--- START OF Records to use ---

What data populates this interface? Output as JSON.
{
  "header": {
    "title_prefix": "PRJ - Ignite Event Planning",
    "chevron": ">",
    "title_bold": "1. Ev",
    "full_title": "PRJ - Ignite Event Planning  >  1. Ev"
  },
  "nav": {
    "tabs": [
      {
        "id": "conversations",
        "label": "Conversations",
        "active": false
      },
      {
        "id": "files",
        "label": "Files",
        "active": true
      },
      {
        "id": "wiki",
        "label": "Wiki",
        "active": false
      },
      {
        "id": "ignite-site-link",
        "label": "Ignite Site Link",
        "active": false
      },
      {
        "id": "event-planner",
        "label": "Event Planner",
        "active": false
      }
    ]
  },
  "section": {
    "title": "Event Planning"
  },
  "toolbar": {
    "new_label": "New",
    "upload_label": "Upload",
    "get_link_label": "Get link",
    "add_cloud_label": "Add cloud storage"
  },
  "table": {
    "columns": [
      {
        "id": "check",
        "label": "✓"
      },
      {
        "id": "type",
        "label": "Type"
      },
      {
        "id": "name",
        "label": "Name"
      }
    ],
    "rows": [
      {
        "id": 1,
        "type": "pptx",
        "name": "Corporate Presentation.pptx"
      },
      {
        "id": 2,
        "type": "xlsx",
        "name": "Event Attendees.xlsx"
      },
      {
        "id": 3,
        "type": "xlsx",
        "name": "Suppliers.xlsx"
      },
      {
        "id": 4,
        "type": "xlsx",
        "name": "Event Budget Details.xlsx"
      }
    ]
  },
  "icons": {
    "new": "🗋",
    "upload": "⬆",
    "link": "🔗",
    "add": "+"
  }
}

--- END OF Records to use ---

## What to do
What count of lines in the listing contain the word "Planning"? Reply with the number only.

## Solved problem
3